▶ Material to process

__________

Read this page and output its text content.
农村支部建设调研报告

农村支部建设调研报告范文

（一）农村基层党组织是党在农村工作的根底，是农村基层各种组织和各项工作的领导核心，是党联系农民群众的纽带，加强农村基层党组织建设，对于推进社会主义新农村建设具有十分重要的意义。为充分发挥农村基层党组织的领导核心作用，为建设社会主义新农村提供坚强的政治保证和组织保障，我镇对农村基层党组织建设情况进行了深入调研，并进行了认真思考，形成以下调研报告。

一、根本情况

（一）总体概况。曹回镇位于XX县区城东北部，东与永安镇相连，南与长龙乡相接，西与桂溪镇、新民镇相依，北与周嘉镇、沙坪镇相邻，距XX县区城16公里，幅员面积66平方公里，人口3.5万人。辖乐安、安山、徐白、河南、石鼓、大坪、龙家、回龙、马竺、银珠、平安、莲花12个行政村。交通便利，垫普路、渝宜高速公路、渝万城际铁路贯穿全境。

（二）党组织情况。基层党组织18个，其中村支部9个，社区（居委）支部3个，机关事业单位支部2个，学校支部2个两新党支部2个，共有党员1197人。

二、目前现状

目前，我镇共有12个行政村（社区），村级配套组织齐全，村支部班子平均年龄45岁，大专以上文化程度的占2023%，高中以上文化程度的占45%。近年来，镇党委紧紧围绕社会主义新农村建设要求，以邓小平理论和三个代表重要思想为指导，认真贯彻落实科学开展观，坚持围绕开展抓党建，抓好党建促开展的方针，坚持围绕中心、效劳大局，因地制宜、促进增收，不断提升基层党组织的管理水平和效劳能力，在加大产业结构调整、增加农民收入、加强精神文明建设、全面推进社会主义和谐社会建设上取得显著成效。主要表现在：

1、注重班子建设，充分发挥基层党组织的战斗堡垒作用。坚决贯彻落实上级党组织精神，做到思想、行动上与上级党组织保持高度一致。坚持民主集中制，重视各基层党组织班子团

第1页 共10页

__________

▶ Stated problem
Exactly reproduce every line of the records.

▶ Solved exercise
Read this page and output its text content.
农村支部建设调研报告

农村支部建设调研报告范文

（一）农村基层党组织是党在农村工作的根底，是农村基层各种组织和各项工作的领导核心，是党联系农民群众的纽带，加强农村基层党组织建设，对于推进社会主义新农村建设具有十分重要的意义。为充分发挥农村基层党组织的领导核心作用，为建设社会主义新农村提供坚强的政治保证和组织保障，我镇对农村基层党组织建设情况进行了深入调研，并进行了认真思考，形成以下调研报告。

一、根本情况

（一）总体概况。曹回镇位于XX县区城东北部，东与永安镇相连，南与长龙乡相接，西与桂溪镇、新民镇相依，北与周嘉镇、沙坪镇相邻，距XX县区城16公里，幅员面积66平方公里，人口3.5万人。辖乐安、安山、徐白、河南、石鼓、大坪、龙家、回龙、马竺、银珠、平安、莲花12个行政村。交通便利，垫普路、渝宜高速公路、渝万城际铁路贯穿全境。

（二）党组织情况。基层党组织18个，其中村支部9个，社区（居委）支部3个，机关事业单位支部2个，学校支部2个两新党支部2个，共有党员1197人。

二、目前现状

目前，我镇共有12个行政村（社区），村级配套组织齐全，村支部班子平均年龄45岁，大专以上文化程度的占2023%，高中以上文化程度的占45%。近年来，镇党委紧紧围绕社会主义新农村建设要求，以邓小平理论和三个代表重要思想为指导，认真贯彻落实科学开展观，坚持围绕开展抓党建，抓好党建促开展的方针，坚持围绕中心、效劳大局，因地制宜、促进增收，不断提升基层党组织的管理水平和效劳能力，在加大产业结构调整、增加农民收入、加强精神文明建设、全面推进社会主义和谐社会建设上取得显著成效。主要表现在：

1、注重班子建设，充分发挥基层党组织的战斗堡垒作用。坚决贯彻落实上级党组织精神，做到思想、行动上与上级党组织保持高度一致。坚持民主集中制，重视各基层党组织班子团

第1页 共10页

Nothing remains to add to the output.